**Goal**
Search the material and gather each line with "this" in it.

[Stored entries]

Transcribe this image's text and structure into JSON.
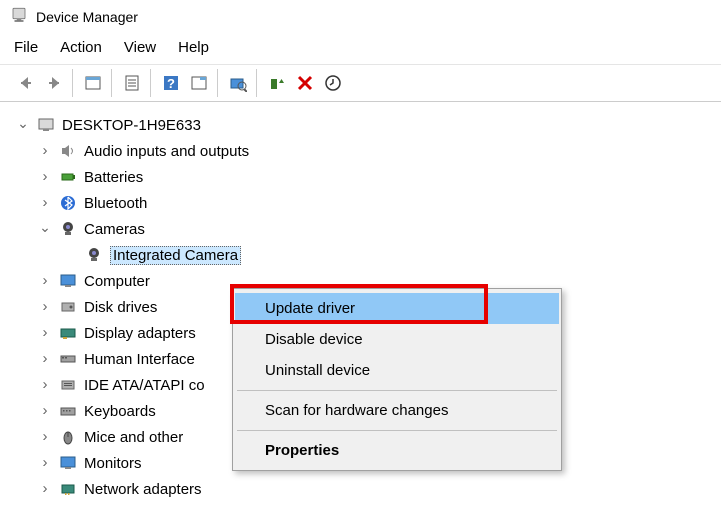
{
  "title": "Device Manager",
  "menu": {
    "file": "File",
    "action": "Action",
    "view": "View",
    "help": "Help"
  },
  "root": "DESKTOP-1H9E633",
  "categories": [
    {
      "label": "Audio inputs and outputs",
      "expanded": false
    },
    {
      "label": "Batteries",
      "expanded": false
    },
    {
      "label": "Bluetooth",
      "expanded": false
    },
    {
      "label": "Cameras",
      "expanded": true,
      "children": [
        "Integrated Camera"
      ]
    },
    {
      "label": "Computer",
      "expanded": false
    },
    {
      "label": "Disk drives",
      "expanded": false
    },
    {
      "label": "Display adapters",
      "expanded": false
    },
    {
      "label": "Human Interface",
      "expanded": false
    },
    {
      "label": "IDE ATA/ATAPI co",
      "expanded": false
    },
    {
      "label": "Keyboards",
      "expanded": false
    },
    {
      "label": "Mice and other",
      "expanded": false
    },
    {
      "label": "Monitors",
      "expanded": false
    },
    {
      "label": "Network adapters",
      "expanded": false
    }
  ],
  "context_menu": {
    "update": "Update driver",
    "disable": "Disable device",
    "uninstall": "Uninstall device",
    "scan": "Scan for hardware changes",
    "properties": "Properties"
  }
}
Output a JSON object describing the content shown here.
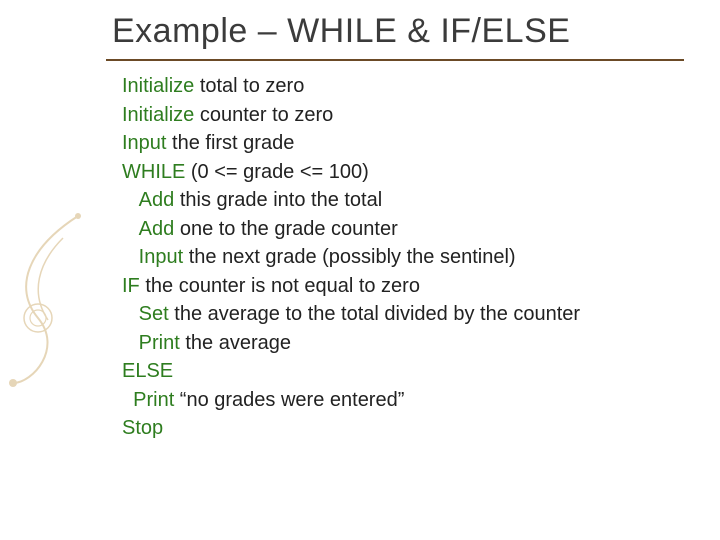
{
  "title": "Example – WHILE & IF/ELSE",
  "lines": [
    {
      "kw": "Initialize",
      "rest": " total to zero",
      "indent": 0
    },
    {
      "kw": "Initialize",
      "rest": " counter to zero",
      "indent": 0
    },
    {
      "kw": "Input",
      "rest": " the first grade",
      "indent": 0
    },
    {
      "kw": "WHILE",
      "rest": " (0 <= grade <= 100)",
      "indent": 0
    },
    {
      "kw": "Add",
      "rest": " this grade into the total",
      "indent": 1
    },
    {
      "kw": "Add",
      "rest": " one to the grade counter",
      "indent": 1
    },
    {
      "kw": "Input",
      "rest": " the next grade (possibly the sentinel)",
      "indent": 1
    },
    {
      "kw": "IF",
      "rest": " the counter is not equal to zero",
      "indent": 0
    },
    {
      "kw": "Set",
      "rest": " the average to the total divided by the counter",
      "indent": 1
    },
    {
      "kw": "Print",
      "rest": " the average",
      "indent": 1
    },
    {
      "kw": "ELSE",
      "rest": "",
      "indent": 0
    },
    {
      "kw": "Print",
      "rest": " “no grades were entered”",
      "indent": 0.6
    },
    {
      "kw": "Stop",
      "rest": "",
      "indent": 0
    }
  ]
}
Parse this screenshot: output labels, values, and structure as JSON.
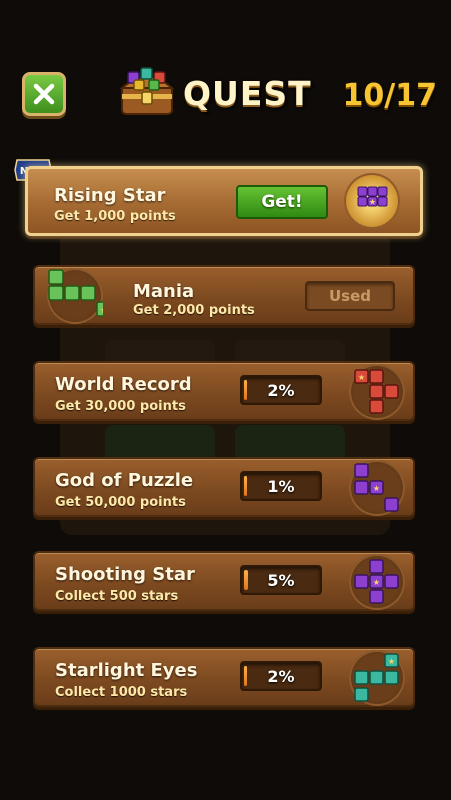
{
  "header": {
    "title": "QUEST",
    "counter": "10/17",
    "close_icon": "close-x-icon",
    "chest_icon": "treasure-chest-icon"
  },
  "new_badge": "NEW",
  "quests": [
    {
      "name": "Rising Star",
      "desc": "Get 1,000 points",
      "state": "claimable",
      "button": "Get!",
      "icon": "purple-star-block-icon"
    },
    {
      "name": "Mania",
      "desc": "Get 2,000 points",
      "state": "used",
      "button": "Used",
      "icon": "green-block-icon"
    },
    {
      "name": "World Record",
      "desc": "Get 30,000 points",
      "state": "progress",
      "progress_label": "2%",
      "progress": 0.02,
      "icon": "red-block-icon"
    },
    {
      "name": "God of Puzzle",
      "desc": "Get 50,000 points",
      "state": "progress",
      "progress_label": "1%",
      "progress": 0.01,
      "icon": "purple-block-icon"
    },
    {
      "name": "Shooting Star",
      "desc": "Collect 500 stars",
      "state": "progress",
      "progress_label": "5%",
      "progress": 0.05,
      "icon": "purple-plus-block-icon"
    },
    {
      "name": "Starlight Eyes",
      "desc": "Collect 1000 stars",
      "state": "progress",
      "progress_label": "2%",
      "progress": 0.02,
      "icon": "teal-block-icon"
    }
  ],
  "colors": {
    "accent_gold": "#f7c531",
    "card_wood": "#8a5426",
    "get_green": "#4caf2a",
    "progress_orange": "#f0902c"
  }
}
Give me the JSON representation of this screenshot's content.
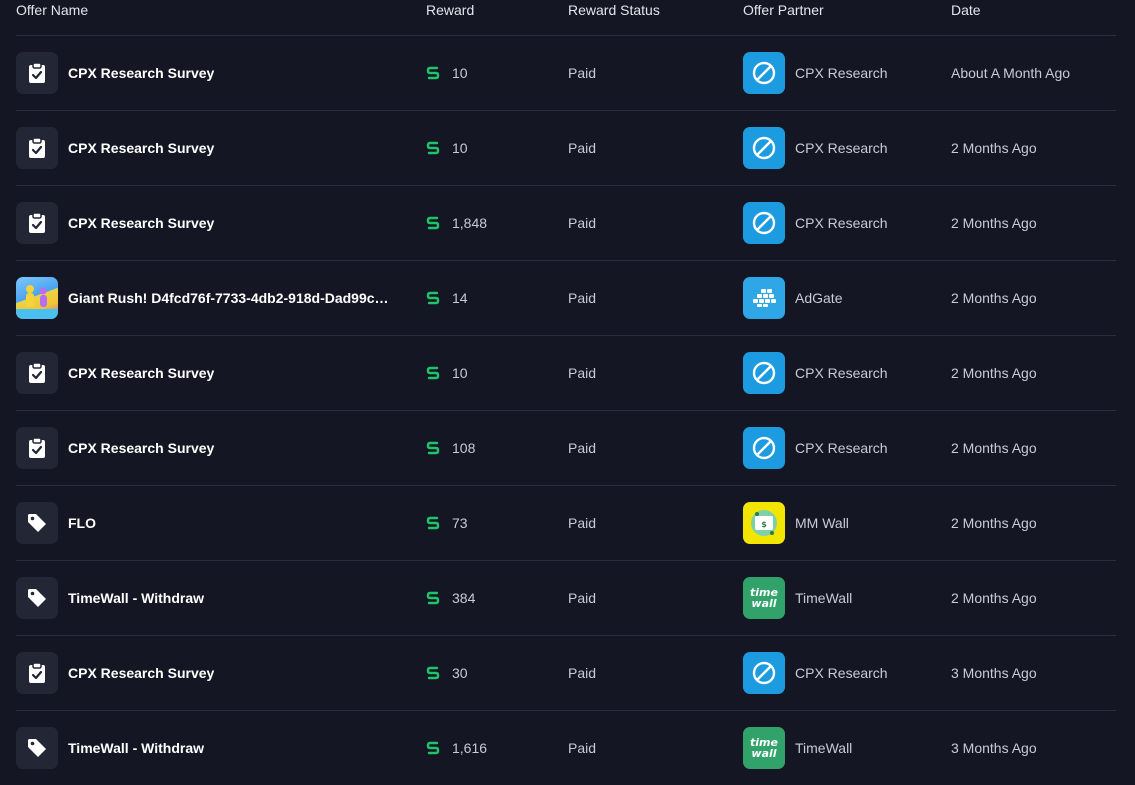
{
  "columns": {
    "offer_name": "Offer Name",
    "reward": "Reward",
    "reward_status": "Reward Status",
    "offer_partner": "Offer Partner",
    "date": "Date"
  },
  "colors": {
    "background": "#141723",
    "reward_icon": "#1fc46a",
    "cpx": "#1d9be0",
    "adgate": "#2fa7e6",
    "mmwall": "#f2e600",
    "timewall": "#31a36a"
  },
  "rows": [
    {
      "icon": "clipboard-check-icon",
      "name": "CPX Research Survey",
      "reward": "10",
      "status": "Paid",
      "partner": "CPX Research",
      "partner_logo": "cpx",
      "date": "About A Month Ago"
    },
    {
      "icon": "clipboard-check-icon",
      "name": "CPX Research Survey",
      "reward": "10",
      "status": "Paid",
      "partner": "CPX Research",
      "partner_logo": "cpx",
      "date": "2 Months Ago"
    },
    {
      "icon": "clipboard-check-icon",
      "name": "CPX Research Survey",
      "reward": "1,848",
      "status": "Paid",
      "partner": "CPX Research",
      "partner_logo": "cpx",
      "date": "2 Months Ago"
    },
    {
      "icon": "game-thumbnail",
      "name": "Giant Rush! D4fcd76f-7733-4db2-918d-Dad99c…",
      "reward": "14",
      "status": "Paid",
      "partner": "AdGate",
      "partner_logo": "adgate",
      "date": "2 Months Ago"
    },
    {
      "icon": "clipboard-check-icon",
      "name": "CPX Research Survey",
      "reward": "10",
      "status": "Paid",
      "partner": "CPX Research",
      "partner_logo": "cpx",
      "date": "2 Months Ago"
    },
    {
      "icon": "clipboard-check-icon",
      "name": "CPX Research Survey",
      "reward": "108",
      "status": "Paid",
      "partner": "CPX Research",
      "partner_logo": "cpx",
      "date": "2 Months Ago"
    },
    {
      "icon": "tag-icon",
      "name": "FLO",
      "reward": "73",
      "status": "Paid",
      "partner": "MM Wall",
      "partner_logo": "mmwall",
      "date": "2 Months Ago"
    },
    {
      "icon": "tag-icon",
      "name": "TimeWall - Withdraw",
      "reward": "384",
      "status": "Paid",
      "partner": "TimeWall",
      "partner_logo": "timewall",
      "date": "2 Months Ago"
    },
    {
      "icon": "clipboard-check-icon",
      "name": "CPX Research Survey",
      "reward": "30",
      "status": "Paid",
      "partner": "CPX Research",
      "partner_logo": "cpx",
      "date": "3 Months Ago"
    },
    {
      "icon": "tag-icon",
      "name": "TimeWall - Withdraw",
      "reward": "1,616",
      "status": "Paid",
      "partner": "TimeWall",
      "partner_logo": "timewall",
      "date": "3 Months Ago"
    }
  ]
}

**Final result**
Transcribe this image's text and structure into JSON.
      "rest": " this grade into the total",
Parse this screenshot: output labels, values, and structure as JSON.
Give me the JSON representation of this screenshot's content.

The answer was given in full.